- **Short task**: Your task is to copy every line of the records below that contains "凯悦天门".

- **Information supplied**:
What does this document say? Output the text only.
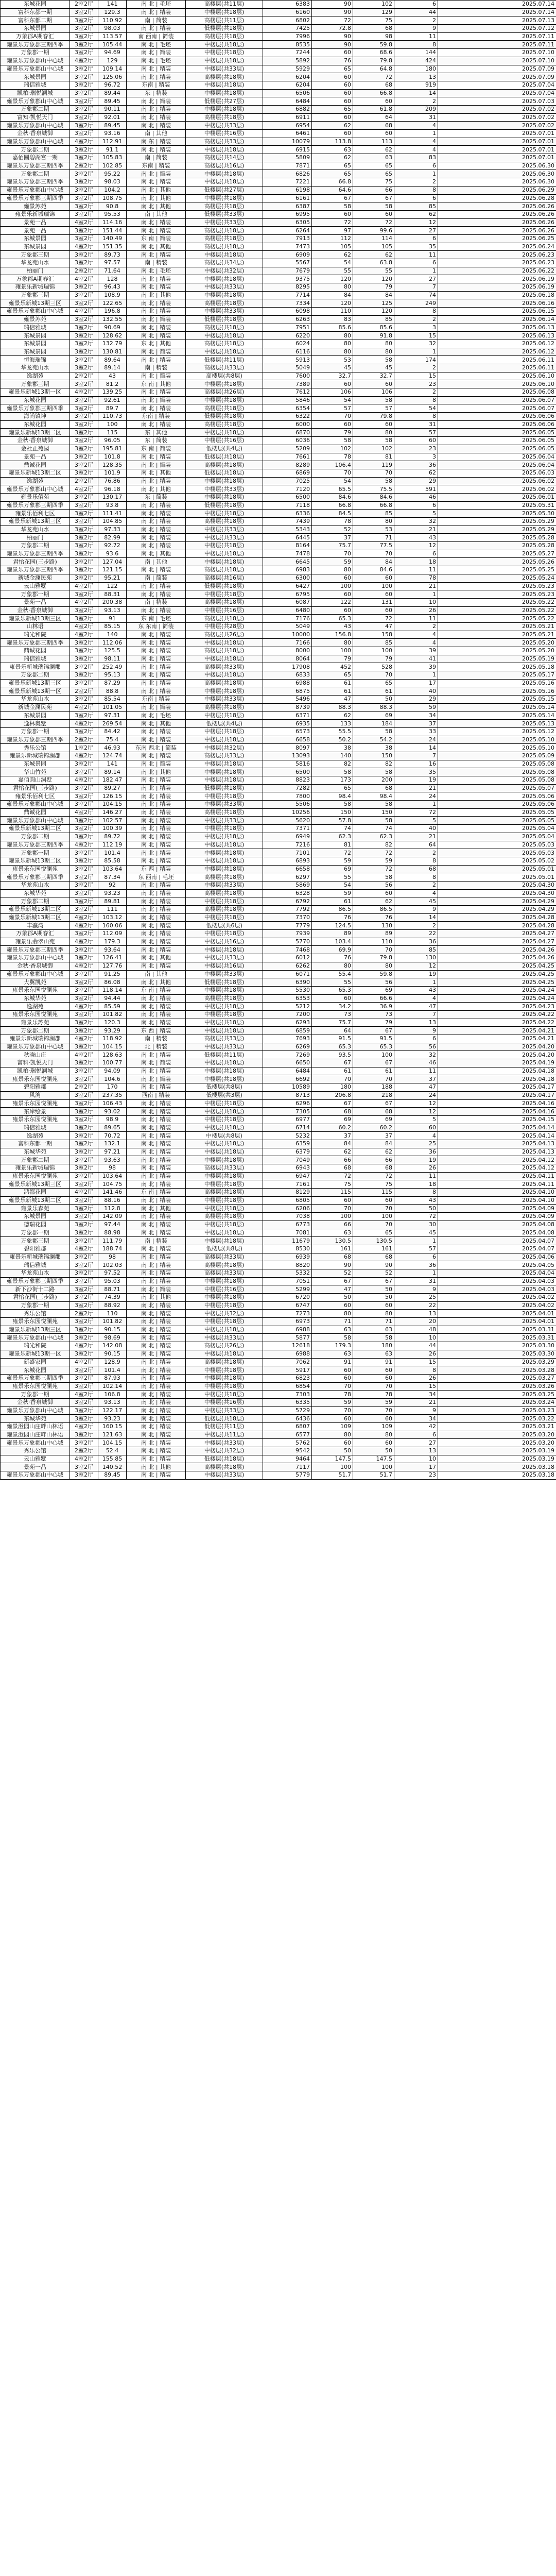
东城花园	2室2厅	141	南 北 | 毛坯	高楼层(共11层)	6383	90	102	6	2025.07.14
富科东都一期	3室2厅	129.3	南 北 | 精装	中楼层(共18层)	6160	90	129	44	2025.07.14
富科东都二期	3室2厅	110.92	南 | 简装	高楼层(共11层)	6802	72	75	2	2025.07.13
东城景园	3室2厅	98.03	南 北 | 精装	低楼层(共18层)	7425	72.8	68	9	2025.07.12
万象郡A期春汇	3室2厅	113.57	南 西南 | 简装	高楼层(共18层)	7996	90	98	11	2025.07.11
雍景乐万象郡三期四季	3室2厅	105.44	南 北 | 毛坯	中楼层(共18层)	8535	90	59.8	8	2025.07.11
万象郡一期	3室2厅	94.69	南 北 | 简装	中楼层(共18层)	7244	60	68.6	144	2025.07.10
雍景乐万象郡山中心城	4室2厅	129	南 北 | 毛坯	中楼层(共18层)	5892	76	79.8	424	2025.07.10
雍景乐万象郡山中心城	3室2厅	109.14	南 北 | 精装	中楼层(共33层)	5929	65	64.8	180	2025.07.09
东城景园	3室2厅	125.06	南 北 | 精装	高楼层(共18层)	6204	60	72	13	2025.07.09
瑞信雅城	3室2厅	96.72	东南 | 精装	中楼层(共18层)	6204	60	68	919	2025.07.04
凯柏·瑞悦澜城	3室2厅	89.44	东 | 精装	中楼层(共18层)	6506	60	66.8	14	2025.07.04
雍景乐万象郡山中心城	3室2厅	89.45	南 北 | 简装	低楼层(共27层)	6484	60	60	2	2025.07.03
万象郡二期	3室2厅	90.11	南 北 | 精装	中楼层(共18层)	6882	65	61.8	209	2025.07.02
富知·凯悦天门	3室2厅	92.01	南 北 | 精装	高楼层(共18层)	6911	60	64	31	2025.07.02
雍景乐万象郡山中心城	3室2厅	89.45	南 北 | 精装	中楼层(共33层)	6954	62	68	4	2025.07.02
金秋·香泉城御	3室2厅	93.16	南 | 其他	中楼层(共16层)	6461	60	60	1	2025.07.01
雍景乐万象郡山中心城	4室2厅	112.91	南 东 | 精装	高楼层(共33层)	10079	113.8	113	4	2025.07.01
万象郡二期	3室2厅	91.1	南 北 | 精装	中楼层(共18层)	6915	63	62	4	2025.07.01
嘉佰圆碧湖宫一期	3室2厅	105.83	南 | 简装	高楼层(共14层)	5809	62	63	83	2025.07.01
雍景乐万象郡三期四季	2室2厅	102.85	东南 | 精装	高楼层(共16层)	7871	65	65	6	2025.06.30
万象郡二期	3室2厅	95.22	南 北 | 简装	中楼层(共18层)	6826	65	65	1	2025.06.30
雍景乐万象郡三期四季	3室2厅	98.03	南 北 | 精装	中楼层(共18层)	7221	66.8	75	2	2025.06.30
雍景乐万象郡山中心城	3室2厅	104.2	南 北 | 其他	低楼层(共27层)	6198	64.6	66	8	2025.06.29
雍景乐万象郡三期四季	3室2厅	108.75	南 北 | 其他	中楼层(共18层)	6161	67	67	6	2025.06.28
雍景苏苑	3室2厅	90.8	南 北 | 其他	高楼层(共18层)	6387	58	58	85	2025.06.26
雍景乐新城瑞锦	3室2厅	95.53	南 | 其他	低楼层(共33层)	6995	60	60	62	2025.06.26
景苑一品	4室2厅	114.16	南 北 | 精装	中楼层(共33层)	6305	72	72	12	2025.06.26
景苑一品	3室2厅	151.44	南 北 | 精装	高楼层(共18层)	6264	97	99.6	27	2025.06.26
东城景园	3室2厅	140.49	东 南 | 简装	高楼层(共18层)	7913	112	114	6	2025.06.25
东城景园	4室2厅	151.35	南 北 | 其他	高楼层(共18层)	7473	105	105	35	2025.06.24
万象郡三期	3室2厅	89.73	南 北 | 精装	中楼层(共18层)	6909	62	62	11	2025.06.23
华龙苑山水	3室2厅	97.57	南 | 精装	高楼层(共34层)	5567	54	63.8	6	2025.06.23
柏丽门	2室2厅	71.64	南 北 | 毛坯	中楼层(共32层)	7679	55	55	1	2025.06.22
万象郡A期春汇	4室2厅	128	南 北 | 精装	中楼层(共18层)	9375	120	120	27	2025.06.19
雍景乐新城瑞锦	3室2厅	96.43	南 北 | 精装	中楼层(共33层)	8295	80	79	7	2025.06.19
万象郡三期	3室2厅	108.9	南 北 | 其他	中楼层(共18层)	7714	84	84	74	2025.06.18
雍景乐新城13期三区	3室2厅	122.65	南 北 | 精装	高楼层(共18层)	7334	120	125	249	2025.06.16
雍景乐万象郡山中心城	4室2厅	196.8	南 北 | 精装	中楼层(共33层)	6098	110	120	8	2025.06.15
雍景苏苑	3室2厅	132.55	南 北 | 简装	低楼层(共18层)	6263	83	85	2	2025.06.14
瑞信雅城	3室2厅	90.69	南 北 | 精装	高楼层(共18层)	7951	85.6	85.6	3	2025.06.13
东城景园	3室2厅	128.62	南 北 | 精装	中楼层(共18层)	6220	80	91.8	15	2025.06.13
东城景园	3室2厅	132.79	东 北 | 其他	高楼层(共18层)	6024	80	80	32	2025.06.12
东城景园	3室2厅	130.81	南 北 | 简装	中楼层(共18层)	6116	80	80	1	2025.06.12
恒海瑞锦	3室2厅	89.64	南 北 | 精装	低楼层(共11层)	5913	53	58	174	2025.06.11
华龙苑山水	3室2厅	89.14	南 | 精装	高楼层(共33层)	5049	45	45	2	2025.06.11
逸湖苑	2室2厅	43	南 北 | 简装	高楼层(共8层)	7600	32.7	32.7	15	2025.06.10
万象郡三期	3室2厅	81.2	东 南 | 其他	中楼层(共18层)	7389	60	60	23	2025.06.10
雍景乐新城13期一区	4室2厅	139.25	南 北 | 精装	高楼层(共26层)	7612	106	106	2	2025.06.08
东城花园	3室2厅	92.61	南 北 | 简装	中楼层(共18层)	5846	54	58	8	2025.06.07
雍景乐万象郡三期四季	3室2厅	89.7	南 北 | 精装	高楼层(共18层)	6354	57	57	54	2025.06.07
海尚镇坤	3室2厅	110.73	东南 | 精装	低楼层(共18层)	6322	70	79.8	8	2025.06.06
东城花园	3室2厅	100	南 北 | 精装	高楼层(共18层)	6000	60	60	31	2025.06.06
雍景乐新城13期二区	3室2厅	115	东 | 其他	中楼层(共18层)	6870	79	80	57	2025.06.05
金秋·香泉城御	3室2厅	96.05	东 | 简装	中楼层(共16层)	6036	58	58	60	2025.06.05
金社正苑园	3室2厅	195.81	东 南 | 简装	低楼层(共4层)	5209	102	102	23	2025.06.05
景苑一品	3室2厅	101.8	南 北 | 精装	低楼层(共18层)	7661	78	81	3	2025.06.04
鼎诚花园	3室2厅	128.35	南 北 | 简装	高楼层(共18层)	8289	106.4	119	36	2025.06.04
雍景乐新城13期二区	3室2厅	101.9	南 北 | 其他	低楼层(共18层)	6869	70	70	62	2025.06.03
逸湖苑	2室2厅	76.86	南 北 | 精装	中楼层(共18层)	7025	54	58	29	2025.06.02
雍景乐万象郡山中心城	4室2厅	96.18	南 北 | 其他	中楼层(共33层)	7120	65.5	75.5	591	2025.06.02
雍景乐佰苑	3室2厅	130.17	东 | 简装	中楼层(共18层)	6500	84.6	84.6	46	2025.06.01
雍景乐万象郡三期四季	3室2厅	93.8	南 北 | 精装	低楼层(共18层)	7118	66.8	66.8	6	2025.05.31
雍景乐佰利七区	3室2厅	111.41	南 北 | 精装	中楼层(共18层)	6336	84.5	85	5	2025.05.30
雍景乐新城13期三区	3室2厅	104.85	南 北 | 精装	高楼层(共18层)	7439	78	80	32	2025.05.29
华龙苑山水	3室2厅	97.33	南 北 | 精装	中楼层(共33层)	5343	52	53	21	2025.05.29
柏丽门	3室2厅	82.99	南 北 | 精装	中楼层(共33层)	6445	37	71	43	2025.05.28
万象郡二期	3室2厅	92.72	南 北 | 精装	中楼层(共18层)	8164	75.7	77.5	12	2025.05.28
雍景乐万象郡三期四季	3室2厅	93.6	南 北 | 其他	中楼层(共18层)	7478	70	70	6	2025.05.27
君怡花园(三步路)	3室2厅	127.04	南 | 其他	中楼层(共18层)	6645	59	84	18	2025.05.26
雍景乐万象郡三期四季	3室2厅	121.15	南 北 | 精装	高楼层(共18层)	6983	80	84.6	11	2025.05.25
新城金澜民苑	3室2厅	95.21	南 | 简装	高楼层(共16层)	6300	60	60	78	2025.05.24
云山雅墅	4室2厅	122	南 北 | 精装	低楼层(共18层)	6427	100	100	21	2025.05.23
万象郡一期	3室2厅	88.31	南 北 | 精装	中楼层(共18层)	6795	60	60	1	2025.05.23
景苑一品	4室2厅	200.38	南 | 精装	高楼层(共18层)	6087	122	131	10	2025.05.22
金秋·香泉城御	3室2厅	93.13	南 北 | 精装	中楼层(共16层)	6480	60	60	26	2025.05.22
雍景乐新城13期三区	3室2厅	91	东 南 | 毛坯	高楼层(共18层)	7176	65.3	72	11	2025.05.22
山林语	4室2厅	85.15	东 东南 | 简装	中楼层(共28层)	5049	43	47	2	2025.05.21
瑞光和院	4室2厅	140	南 北 | 精装	高楼层(共26层)	10000	156.8	158	4	2025.05.21
雍景乐万象郡三期四季	3室2厅	112.06	南 北 | 精装	中楼层(共18层)	7166	80	85	4	2025.05.20
鼎诚花园	3室2厅	125.5	南 北 | 精装	高楼层(共18层)	8000	100	100	39	2025.05.20
瑞信雅城	3室2厅	98.11	南 北 | 精装	中楼层(共18层)	8064	79	79	41	2025.05.19
雍景乐新城瑞锦澜郡	3室2厅	252.49	南 北 | 精装	高楼层(共33层)	17908	452	528	39	2025.05.18
万象郡二期	3室2厅	95.13	南 北 | 精装	中楼层(共18层)	6833	65	70	1	2025.05.17
雍景乐新城13期三区	3室2厅	87.29	南 北 | 精装	高楼层(共18层)	6988	61	65	17	2025.05.16
雍景乐新城13期一区	2室2厅	88.8	南 北 | 精装	中楼层(共18层)	6875	61	61	40	2025.05.16
华龙苑山水	3室2厅	85.54	东南 | 精装	中楼层(共33层)	5496	47	50	29	2025.05.15
新城金澜民苑	4室2厅	101.05	南 北 | 简装	高楼层(共18层)	8739	88.3	88.3	59	2025.05.14
东城景园	3室2厅	97.31	南 北 | 毛坯	中楼层(共18层)	6371	62	69	34	2025.05.14
逸林奥墅	4室2厅	269.54	南 北 | 其他	低楼层(共4层)	6935	133	184	37	2025.05.13
万象郡一期	3室2厅	84.42	南 北 | 精装	中楼层(共18层)	6573	55.5	58	33	2025.05.12
雍景乐万象郡三期四季	2室2厅	75.4	南 北 | 精装	中楼层(共18层)	6658	50.2	54.2	24	2025.05.10
秀乐公馆	1室2厅	46.93	东南 西北 | 简装	中楼层(共32层)	8097	38	38	14	2025.05.10
雍景乐新城瑞锦澜郡	4室2厅	124.74	南 北 | 精装	高楼层(共33层)	13093	140	150	7	2025.05.09
东城景园	3室2厅	141	南 北 | 简装	中楼层(共18层)	5816	82	82	16	2025.05.08
华山竹苑	3室2厅	89.14	南 北 | 其他	中楼层(共18层)	6500	58	58	35	2025.05.08
嘉佰圆山洞墅	4室2厅	182.47	南 北 | 精装	中楼层(共18层)	8823	173	200	19	2025.05.08
君怡花园(三步路)	3室2厅	89.27	南 北 | 精装	低楼层(共18层)	7282	65	68	21	2025.05.07
雍景乐佰利七区	3室2厅	126.15	南 北 | 精装	中楼层(共18层)	7800	98.4	98.4	24	2025.05.06
雍景乐万象郡山中心城	3室2厅	104.15	南 北 | 精装	中楼层(共33层)	5506	58	58	1	2025.05.06
鼎诚花园	4室2厅	146.27	南 北 | 精装	高楼层(共18层)	10256	150	150	72	2025.05.05
雍景乐万象郡山中心城	3室2厅	102.57	南 北 | 精装	中楼层(共33层)	5620	57.8	58	5	2025.05.05
雍景乐新城13期二区	3室2厅	100.39	南 北 | 精装	中楼层(共18层)	7371	74	74	40	2025.05.04
万象郡二期	3室2厅	89.72	南 北 | 精装	中楼层(共18层)	6949	62.3	62.3	21	2025.05.04
雍景乐万象郡三期四季	4室2厅	112.19	南 北 | 精装	中楼层(共18层)	7216	81	82	64	2025.05.03
万象郡一期	3室2厅	101.4	南 北 | 精装	中楼层(共18层)	7101	72	72	2	2025.05.03
雍景乐新城13期二区	3室2厅	85.58	南 北 | 精装	中楼层(共18层)	6893	59	59	8	2025.05.02
雍景乐东园悦澜苑	3室2厅	103.64	东 西 | 精装	中楼层(共18层)	6658	69	72	68	2025.05.01
雍景乐万象郡三期四季	3室2厅	87.34	东 西南 | 毛坯	高楼层(共18层)	6297	55	58	8	2025.05.01
华龙苑山水	3室2厅	92	南 北 | 精装	中楼层(共33层)	5869	54	56	2	2025.04.30
东城华苑	3室2厅	93.23	南 北 | 精装	高楼层(共18层)	6328	59	60	4	2025.04.30
万象郡二期	3室2厅	89.81	南 北 | 精装	中楼层(共18层)	6792	61	62	45	2025.04.29
雍景乐新城13期二区	3室2厅	111	南 北 | 精装	高楼层(共18层)	7792	86.5	86.5	9	2025.04.29
雍景乐新城13期二区	4室2厅	103.12	南 北 | 精装	中楼层(共18层)	7370	76	76	14	2025.04.28
丰瀛湾	4室2厅	160.06	南 北 | 精装	低楼层(共6层)	7779	124.5	130	2	2025.04.28
万象郡A期春汇	3室2厅	112.09	南 北 | 精装	中楼层(共18层)	7939	89	89	22	2025.04.27
雍景乐翡翠山苑	4室2厅	179.3	南 北 | 精装	中楼层(共16层)	5770	103.4	110	36	2025.04.27
雍景乐万象郡三期四季	3室2厅	93.64	南 北 | 精装	中楼层(共18层)	7468	69.9	70	85	2025.04.26
雍景乐万象郡山中心城	3室2厅	126.41	南 北 | 其他	中楼层(共33层)	6012	76	79.8	130	2025.04.26
金秋·香泉城御	4室2厅	127.76	南 北 | 精装	中楼层(共16层)	6262	80	80	12	2025.04.25
雍景乐万象郡山中心城	3室2厅	91.25	南 | 其他	中楼层(共33层)	6071	55.4	59.8	19	2025.04.25
大翼凯苑	3室2厅	86.08	南 北 | 其他	低楼层(共18层)	6390	55	56	1	2025.04.25
雍景乐东园悦澜苑	3室2厅	118.14	东 南 | 精装	中楼层(共18层)	5530	65.3	69	43	2025.04.24
东城华苑	3室2厅	94.44	南 北 | 精装	高楼层(共18层)	6353	60	66.6	4	2025.04.24
逸湖苑	4室2厅	85.59	南 北 | 精装	中楼层(共18层)	5212	34.2	36.9	47	2025.04.23
雍景乐东园悦澜苑	3室2厅	101.82	南 北 | 精装	中楼层(共18层)	7200	73	73	7	2025.04.22
雍景乐苏苑	3室2厅	120.3	南 北 | 精装	中楼层(共18层)	6293	75.7	79	13	2025.04.22
万象郡二期	3室2厅	93.29	东 西 | 精装	中楼层(共18层)	6859	64	67	9	2025.04.21
雍景乐新城瑞锦澜郡	4室2厅	118.92	南 | 精装	高楼层(共33层)	7693	91.5	91.5	6	2025.04.21
雍景乐万象郡山中心城	3室2厅	104.15	北 | 精装	中楼层(共33层)	6269	65.3	65.3	56	2025.04.20
秋晓山庄	4室2厅	128.63	南 北 | 精装	低楼层(共11层)	7269	93.5	100	32	2025.04.20
富科·凯悦天门	3室2厅	100.77	南 北 | 简装	中楼层(共18层)	6650	67	67	46	2025.04.19
凯柏·瑞悦澜城	3室2厅	94.09	南 北 | 精装	中楼层(共18层)	6484	61	61	11	2025.04.18
雍景乐东园悦澜苑	3室2厅	104.6	南 北 | 简装	中楼层(共18层)	6692	70	70	37	2025.04.18
碧阳雅郡	2室2厅	170	南 北 | 精装	低楼层(共8层)	10589	180	188	47	2025.04.17
风湾	3室2厅	237.35	西南 | 精装	低楼层(共3层)	8713	206.8	218	24	2025.04.17
雍景乐东园悦澜苑	3室2厅	106.43	南 北 | 精装	中楼层(共18层)	6296	67	67	12	2025.04.16
东岸绘景	3室2厅	93.02	南 北 | 精装	中楼层(共18层)	7305	68	68	12	2025.04.16
雍景乐东园悦澜苑	3室2厅	98.9	南 北 | 精装	中楼层(共18层)	6977	69	69	5	2025.04.15
瑞信雅城	3室2厅	89.65	南 北 | 精装	中楼层(共18层)	6714	60.2	60.2	60	2025.04.14
逸湖苑	3室2厅	70.72	南 北 | 精装	中楼层(共8层)	5232	37	37	4	2025.04.14
富科东都一期	3室2厅	132.1	南 北 | 精装	中楼层(共18层)	6359	84	84	25	2025.04.13
东城华苑	3室2厅	97.21	南 北 | 精装	中楼层(共18层)	6379	62	62	36	2025.04.13
万象郡二期	3室2厅	93.63	南 北 | 精装	中楼层(共18层)	7049	66	66	19	2025.04.12
雍景乐新城瑞锦	3室2厅	98	南 北 | 精装	高楼层(共33层)	6943	68	68	26	2025.04.12
雍景乐东园悦澜苑	3室2厅	103.64	南 北 | 精装	中楼层(共18层)	6947	72	72	11	2025.04.11
雍景乐新城13期三区	3室2厅	104.75	南 北 | 精装	中楼层(共18层)	7161	75	75	18	2025.04.11
鸿都花园	4室2厅	141.46	东 南 | 精装	高楼层(共18层)	8129	115	115	8	2025.04.10
雍景乐新城13期二区	3室2厅	88.16	南 北 | 精装	中楼层(共18层)	6805	60	60	43	2025.04.10
雍景乐森苑	3室2厅	112.8	南 北 | 其他	中楼层(共18层)	6206	70	70	50	2025.04.09
东城景园	3室2厅	142.09	南 北 | 精装	高楼层(共18层)	7038	100	100	72	2025.04.09
德瑞花园	3室2厅	97.44	南 北 | 精装	中楼层(共18层)	6773	66	70	30	2025.04.08
万象郡一期	3室2厅	88.98	南 北 | 精装	中楼层(共18层)	7081	63	65	45	2025.04.08
万象郡三期	3室2厅	111.79	南 | 精装	中楼层(共18层)	11679	130.5	130.5	1	2025.04.07
碧阳雅郡	4室2厅	188.74	南 北 | 精装	低楼层(共8层)	8530	161	161	57	2025.04.07
雍景乐新城瑞锦澜郡	3室2厅	98	南 北 | 精装	高楼层(共33层)	6939	68	68	6	2025.04.06
瑞信雅城	3室2厅	102.03	南 北 | 精装	高楼层(共18层)	8820	90	90	36	2025.04.05
华龙苑山水	3室2厅	97.52	南 北 | 精装	高楼层(共33层)	5332	52	52	1	2025.04.04
雍景乐万象郡三期四季	3室2厅	95.03	南 北 | 精装	中楼层(共18层)	7051	67	67	31	2025.04.03
新下沙街十二路	3室2厅	88.71	南 北 | 简装	中楼层(共16层)	5299	47	50	9	2025.04.03
君怡花园(三步路)	3室2厅	74.39	南 北 | 其他	中楼层(共18层)	6720	50	50	25	2025.04.02
万象郡一期	3室2厅	88.92	南 北 | 精装	中楼层(共18层)	6747	60	60	22	2025.04.02
秀乐公馆	2室2厅	110	南 北 | 精装	中楼层(共32层)	7273	80	80	13	2025.04.01
雍景乐东园悦澜苑	3室2厅	101.82	南 北 | 精装	中楼层(共18层)	6973	71	71	20	2025.04.01
雍景乐新城13期三区	3室2厅	90.15	南 北 | 精装	中楼层(共18层)	6988	63	63	48	2025.03.31
雍景乐万象郡山中心城	3室2厅	98.69	南 北 | 精装	中楼层(共33层)	5877	58	58	10	2025.03.31
瑞光和院	4室2厅	142.08	南 北 | 精装	高楼层(共26层)	12618	179.3	180	44	2025.03.30
雍景乐新城13期一区	3室2厅	90.15	南 北 | 精装	中楼层(共18层)	6988	63	63	26	2025.03.30
新盛家园	4室2厅	128.9	南 北 | 精装	高楼层(共18层)	7062	91	91	15	2025.03.29
东城花园	3室2厅	101.4	南 北 | 精装	中楼层(共18层)	5917	60	60	8	2025.03.28
雍景乐万象郡三期四季	3室2厅	87.93	南 北 | 精装	中楼层(共18层)	6823	60	60	26	2025.03.27
雍景乐东园悦澜苑	3室2厅	102.14	南 北 | 精装	中楼层(共18层)	6854	70	70	15	2025.03.26
万象郡一期	4室2厅	106.8	南 北 | 精装	中楼层(共18层)	7303	78	78	34	2025.03.25
金秋·香泉城御	3室2厅	93.13	南 北 | 精装	中楼层(共16层)	6335	59	59	21	2025.03.24
雍景乐万象郡山中心城	3室2厅	122.17	南 北 | 精装	中楼层(共33层)	5729	70	70	9	2025.03.23
东城华苑	3室2厅	93.23	南 北 | 精装	低楼层(共18层)	6436	60	60	34	2025.03.22
雍景澄园山庄畔山林语	4室2厅	160.15	南 北 | 精装	低楼层(共11层)	6807	109	109	42	2025.03.21
雍景澄园山庄畔山林语	3室2厅	121.63	南 北 | 精装	中楼层(共11层)	6577	80	80	6	2025.03.20
雍景乐万象郡山中心城	3室2厅	104.15	南 北 | 精装	中楼层(共33层)	5762	60	60	27	2025.03.20
秀乐公馆	2室2厅	52.4	南 北 | 精装	中楼层(共32层)	9542	50	50	13	2025.03.19
云山雅墅	4室2厅	155.85	南 北 | 精装	低楼层(共18层)	9464	147.5	147.5	10	2025.03.19
景苑一品	3室2厅	140.52	南 北 | 其他	高楼层(共18层)	7117	100	100	17	2025.03.18
雍景乐万象郡山中心城	3室2厅	89.45	南 北 | 精装	中楼层(共33层)	5779	51.7	51.7	23	2025.03.18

- **Task response**:
富知·凯悦天门	3室2厅	92.01	南 北 | 精装	高楼层(共18层)	6911	60	64	31	2025.07.02
富科·凯悦天门	3室2厅	100.77	南 北 | 简装	中楼层(共18层)	6650	67	67	46	2025.04.19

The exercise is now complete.